-- START OF Exercise inputs --

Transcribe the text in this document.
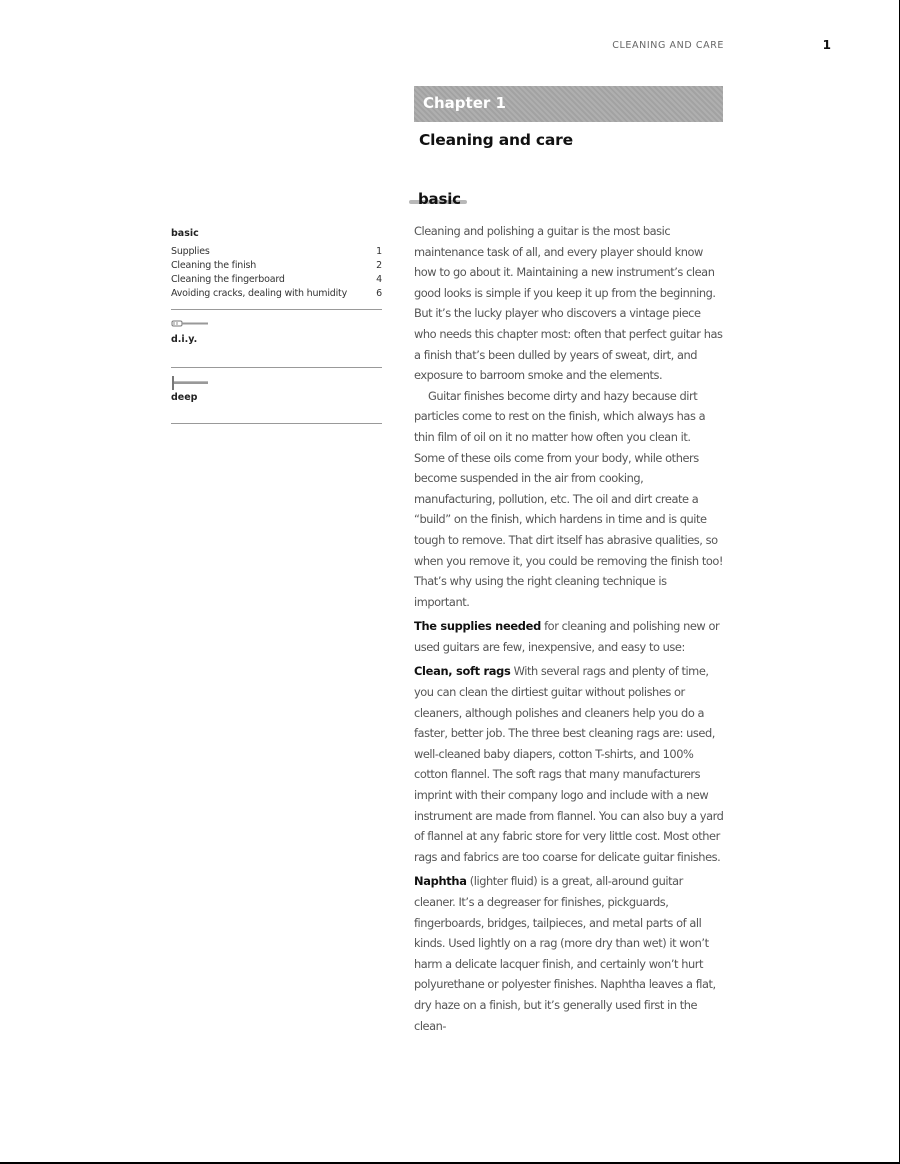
CLEANING AND CARE	1
Chapter 1
Cleaning and care
basic
basic
Supplies	1
Cleaning the finish	2
Cleaning the fingerboard	4
Avoiding cracks, dealing with humidity	6
d.i.y.
deep

Cleaning and polishing a guitar is the most basic maintenance task of all, and every player should know how to go about it. Maintaining a new instrument’s clean good looks is simple if you keep it up from the beginning. But it’s the lucky player who discovers a vintage piece who needs this chapter most: often that perfect guitar has a finish that’s been dulled by years of sweat, dirt, and exposure to barroom smoke and the elements.

Guitar finishes become dirty and hazy because dirt particles come to rest on the finish, which always has a thin film of oil on it no matter how often you clean it. Some of these oils come from your body, while others become suspended in the air from cooking, manufacturing, pollution, etc. The oil and dirt create a “build” on the finish, which hardens in time and is quite tough to remove. That dirt itself has abrasive qualities, so when you remove it, you could be removing the finish too! That’s why using the right cleaning technique is important.

The supplies needed for cleaning and polishing new or used guitars are few, inexpensive, and easy to use:

Clean, soft rags With several rags and plenty of time, you can clean the dirtiest guitar without polishes or cleaners, although polishes and cleaners help you do a faster, better job. The three best cleaning rags are: used, well-cleaned baby diapers, cotton T-shirts, and 100% cotton flannel. The soft rags that many manufacturers imprint with their company logo and include with a new instrument are made from flannel. You can also buy a yard of flannel at any fabric store for very little cost. Most other rags and fabrics are too coarse for delicate guitar finishes.

Naphtha (lighter fluid) is a great, all-around guitar cleaner. It’s a degreaser for finishes, pickguards, fingerboards, bridges, tailpieces, and metal parts of all kinds. Used lightly on a rag (more dry than wet) it won’t harm a delicate lacquer finish, and certainly won’t hurt polyurethane or polyester finishes. Naphtha leaves a flat, dry haze on a finish, but it’s generally used first in the clean-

-- END OF Exercise inputs --

[Aim] Output the records above exactly; leave out the pictures.

[The reply]
Transcribe the text in this document.
CLEANING AND CARE	1
Chapter 1
Cleaning and care
basic
basic
Supplies	1
Cleaning the finish	2
Cleaning the fingerboard	4
Avoiding cracks, dealing with humidity	6
d.i.y.
deep

Cleaning and polishing a guitar is the most basic maintenance task of all, and every player should know how to go about it. Maintaining a new instrument’s clean good looks is simple if you keep it up from the beginning. But it’s the lucky player who discovers a vintage piece who needs this chapter most: often that perfect guitar has a finish that’s been dulled by years of sweat, dirt, and exposure to barroom smoke and the elements.

Guitar finishes become dirty and hazy because dirt particles come to rest on the finish, which always has a thin film of oil on it no matter how often you clean it. Some of these oils come from your body, while others become suspended in the air from cooking, manufacturing, pollution, etc. The oil and dirt create a “build” on the finish, which hardens in time and is quite tough to remove. That dirt itself has abrasive qualities, so when you remove it, you could be removing the finish too! That’s why using the right cleaning technique is important.

The supplies needed for cleaning and polishing new or used guitars are few, inexpensive, and easy to use:

Clean, soft rags With several rags and plenty of time, you can clean the dirtiest guitar without polishes or cleaners, although polishes and cleaners help you do a faster, better job. The three best cleaning rags are: used, well-cleaned baby diapers, cotton T-shirts, and 100% cotton flannel. The soft rags that many manufacturers imprint with their company logo and include with a new instrument are made from flannel. You can also buy a yard of flannel at any fabric store for very little cost. Most other rags and fabrics are too coarse for delicate guitar finishes.

Naphtha (lighter fluid) is a great, all-around guitar cleaner. It’s a degreaser for finishes, pickguards, fingerboards, bridges, tailpieces, and metal parts of all kinds. Used lightly on a rag (more dry than wet) it won’t harm a delicate lacquer finish, and certainly won’t hurt polyurethane or polyester finishes. Naphtha leaves a flat, dry haze on a finish, but it’s generally used first in the clean-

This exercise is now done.